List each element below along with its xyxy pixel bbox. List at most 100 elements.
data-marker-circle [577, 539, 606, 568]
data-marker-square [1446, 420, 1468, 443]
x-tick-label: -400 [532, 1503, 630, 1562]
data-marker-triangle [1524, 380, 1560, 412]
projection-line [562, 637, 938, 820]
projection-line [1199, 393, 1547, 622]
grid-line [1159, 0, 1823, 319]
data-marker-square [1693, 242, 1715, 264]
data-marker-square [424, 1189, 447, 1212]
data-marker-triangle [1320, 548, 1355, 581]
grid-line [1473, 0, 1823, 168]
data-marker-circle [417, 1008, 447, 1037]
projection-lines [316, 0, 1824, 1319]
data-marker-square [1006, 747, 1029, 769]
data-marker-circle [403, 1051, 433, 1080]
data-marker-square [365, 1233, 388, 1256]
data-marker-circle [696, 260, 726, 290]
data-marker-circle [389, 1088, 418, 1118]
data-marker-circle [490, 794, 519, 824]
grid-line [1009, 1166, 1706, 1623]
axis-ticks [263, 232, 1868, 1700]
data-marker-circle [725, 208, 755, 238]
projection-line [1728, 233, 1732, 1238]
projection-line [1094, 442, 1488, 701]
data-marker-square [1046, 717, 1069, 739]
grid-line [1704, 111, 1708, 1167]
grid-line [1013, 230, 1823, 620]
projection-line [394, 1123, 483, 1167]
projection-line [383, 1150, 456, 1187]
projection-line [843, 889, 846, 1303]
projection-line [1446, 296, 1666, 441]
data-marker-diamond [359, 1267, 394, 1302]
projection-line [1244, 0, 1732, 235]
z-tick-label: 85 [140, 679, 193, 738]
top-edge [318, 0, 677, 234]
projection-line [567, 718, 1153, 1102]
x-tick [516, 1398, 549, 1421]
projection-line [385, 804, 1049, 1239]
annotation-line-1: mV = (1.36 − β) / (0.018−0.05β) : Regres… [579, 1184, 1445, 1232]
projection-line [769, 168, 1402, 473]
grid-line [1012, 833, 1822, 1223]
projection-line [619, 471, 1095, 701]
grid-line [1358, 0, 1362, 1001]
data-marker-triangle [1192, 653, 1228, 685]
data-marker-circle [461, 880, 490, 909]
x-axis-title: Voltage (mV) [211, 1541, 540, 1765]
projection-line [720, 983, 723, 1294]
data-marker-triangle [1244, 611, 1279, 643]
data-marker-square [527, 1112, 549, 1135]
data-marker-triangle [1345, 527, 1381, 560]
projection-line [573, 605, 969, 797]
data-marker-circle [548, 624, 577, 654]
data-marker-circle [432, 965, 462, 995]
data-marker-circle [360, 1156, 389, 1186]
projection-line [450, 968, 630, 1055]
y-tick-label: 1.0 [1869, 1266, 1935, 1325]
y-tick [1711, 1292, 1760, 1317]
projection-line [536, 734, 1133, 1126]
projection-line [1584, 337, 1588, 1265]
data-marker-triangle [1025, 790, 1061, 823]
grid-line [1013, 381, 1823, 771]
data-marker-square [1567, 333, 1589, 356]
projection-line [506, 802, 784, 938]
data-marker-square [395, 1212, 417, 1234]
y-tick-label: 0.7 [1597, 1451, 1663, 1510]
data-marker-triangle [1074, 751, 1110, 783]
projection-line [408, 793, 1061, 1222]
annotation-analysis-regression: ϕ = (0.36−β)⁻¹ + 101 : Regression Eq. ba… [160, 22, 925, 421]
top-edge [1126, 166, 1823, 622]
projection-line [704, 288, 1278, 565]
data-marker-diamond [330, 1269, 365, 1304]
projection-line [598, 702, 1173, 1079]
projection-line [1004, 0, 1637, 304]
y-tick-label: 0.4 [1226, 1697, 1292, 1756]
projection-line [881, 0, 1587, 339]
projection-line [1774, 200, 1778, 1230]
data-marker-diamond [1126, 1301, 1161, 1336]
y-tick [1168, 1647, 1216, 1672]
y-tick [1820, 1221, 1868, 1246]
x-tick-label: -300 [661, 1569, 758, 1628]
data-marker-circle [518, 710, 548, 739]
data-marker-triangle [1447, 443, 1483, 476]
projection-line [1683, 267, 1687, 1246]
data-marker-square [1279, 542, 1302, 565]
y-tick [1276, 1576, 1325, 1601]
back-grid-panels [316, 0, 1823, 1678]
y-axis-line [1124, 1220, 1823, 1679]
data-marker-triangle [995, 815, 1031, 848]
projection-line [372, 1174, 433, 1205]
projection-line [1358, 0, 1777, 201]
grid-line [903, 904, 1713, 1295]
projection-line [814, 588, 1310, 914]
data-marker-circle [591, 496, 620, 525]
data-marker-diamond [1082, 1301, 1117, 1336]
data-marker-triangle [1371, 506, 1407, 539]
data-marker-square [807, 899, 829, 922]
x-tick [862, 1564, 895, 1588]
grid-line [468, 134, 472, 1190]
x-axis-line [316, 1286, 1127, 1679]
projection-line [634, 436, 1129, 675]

STATED PROBLEM: Return every line of the entries above unchanged, with nothing added or left out.

FINISHED TASK:
List each element below along with its xyxy pixel bbox. List at most 100 elements.
data-marker-circle [577, 539, 606, 568]
data-marker-square [1446, 420, 1468, 443]
x-tick-label: -400 [532, 1503, 630, 1562]
data-marker-triangle [1524, 380, 1560, 412]
projection-line [562, 637, 938, 820]
projection-line [1199, 393, 1547, 622]
grid-line [1159, 0, 1823, 319]
data-marker-square [1693, 242, 1715, 264]
data-marker-square [424, 1189, 447, 1212]
data-marker-triangle [1320, 548, 1355, 581]
grid-line [1473, 0, 1823, 168]
data-marker-circle [417, 1008, 447, 1037]
projection-lines [316, 0, 1824, 1319]
data-marker-square [1006, 747, 1029, 769]
data-marker-circle [403, 1051, 433, 1080]
data-marker-square [365, 1233, 388, 1256]
data-marker-circle [696, 260, 726, 290]
data-marker-circle [389, 1088, 418, 1118]
data-marker-circle [490, 794, 519, 824]
grid-line [1009, 1166, 1706, 1623]
axis-ticks [263, 232, 1868, 1700]
data-marker-circle [725, 208, 755, 238]
projection-line [1728, 233, 1732, 1238]
projection-line [1094, 442, 1488, 701]
data-marker-square [1046, 717, 1069, 739]
grid-line [1704, 111, 1708, 1167]
grid-line [1013, 230, 1823, 620]
projection-line [394, 1123, 483, 1167]
projection-line [383, 1150, 456, 1187]
projection-line [843, 889, 846, 1303]
projection-line [1446, 296, 1666, 441]
data-marker-diamond [359, 1267, 394, 1302]
projection-line [1244, 0, 1732, 235]
z-tick-label: 85 [140, 679, 193, 738]
top-edge [318, 0, 677, 234]
projection-line [567, 718, 1153, 1102]
x-tick [516, 1398, 549, 1421]
projection-line [385, 804, 1049, 1239]
annotation-line-1: mV = (1.36 − β) / (0.018−0.05β) : Regres… [579, 1184, 1445, 1232]
projection-line [769, 168, 1402, 473]
grid-line [1012, 833, 1822, 1223]
projection-line [619, 471, 1095, 701]
grid-line [1358, 0, 1362, 1001]
data-marker-triangle [1192, 653, 1228, 685]
data-marker-circle [461, 880, 490, 909]
x-axis-title: Voltage (mV) [211, 1541, 540, 1765]
projection-line [720, 983, 723, 1294]
data-marker-triangle [1244, 611, 1279, 643]
data-marker-square [527, 1112, 549, 1135]
data-marker-triangle [1345, 527, 1381, 560]
projection-line [573, 605, 969, 797]
data-marker-circle [548, 624, 577, 654]
data-marker-circle [432, 965, 462, 995]
data-marker-circle [360, 1156, 389, 1186]
projection-line [450, 968, 630, 1055]
y-tick-label: 1.0 [1869, 1266, 1935, 1325]
y-tick [1711, 1292, 1760, 1317]
projection-line [536, 734, 1133, 1126]
projection-line [1584, 337, 1588, 1265]
data-marker-triangle [1025, 790, 1061, 823]
grid-line [1013, 381, 1823, 771]
data-marker-square [1567, 333, 1589, 356]
projection-line [506, 802, 784, 938]
data-marker-square [395, 1212, 417, 1234]
y-tick-label: 0.7 [1597, 1451, 1663, 1510]
data-marker-triangle [1074, 751, 1110, 783]
projection-line [408, 793, 1061, 1222]
annotation-analysis-regression: ϕ = (0.36−β)⁻¹ + 101 : Regression Eq. ba… [160, 22, 925, 421]
top-edge [1126, 166, 1823, 622]
projection-line [704, 288, 1278, 565]
data-marker-diamond [330, 1269, 365, 1304]
projection-line [598, 702, 1173, 1079]
projection-line [1004, 0, 1637, 304]
y-tick-label: 0.4 [1226, 1697, 1292, 1756]
projection-line [881, 0, 1587, 339]
projection-line [1774, 200, 1778, 1230]
data-marker-diamond [1126, 1301, 1161, 1336]
y-tick [1168, 1647, 1216, 1672]
y-tick [1820, 1221, 1868, 1246]
x-tick-label: -300 [661, 1569, 758, 1628]
data-marker-circle [518, 710, 548, 739]
data-marker-triangle [1447, 443, 1483, 476]
projection-line [1683, 267, 1687, 1246]
data-marker-square [1279, 542, 1302, 565]
y-tick [1276, 1576, 1325, 1601]
back-grid-panels [316, 0, 1823, 1678]
y-axis-line [1124, 1220, 1823, 1679]
data-marker-triangle [995, 815, 1031, 848]
projection-line [372, 1174, 433, 1205]
projection-line [1358, 0, 1777, 201]
grid-line [903, 904, 1713, 1295]
projection-line [814, 588, 1310, 914]
data-marker-circle [591, 496, 620, 525]
data-marker-diamond [1082, 1301, 1117, 1336]
data-marker-triangle [1371, 506, 1407, 539]
data-marker-square [807, 899, 829, 922]
x-tick [862, 1564, 895, 1588]
grid-line [468, 134, 472, 1190]
x-axis-line [316, 1286, 1127, 1679]
projection-line [634, 436, 1129, 675]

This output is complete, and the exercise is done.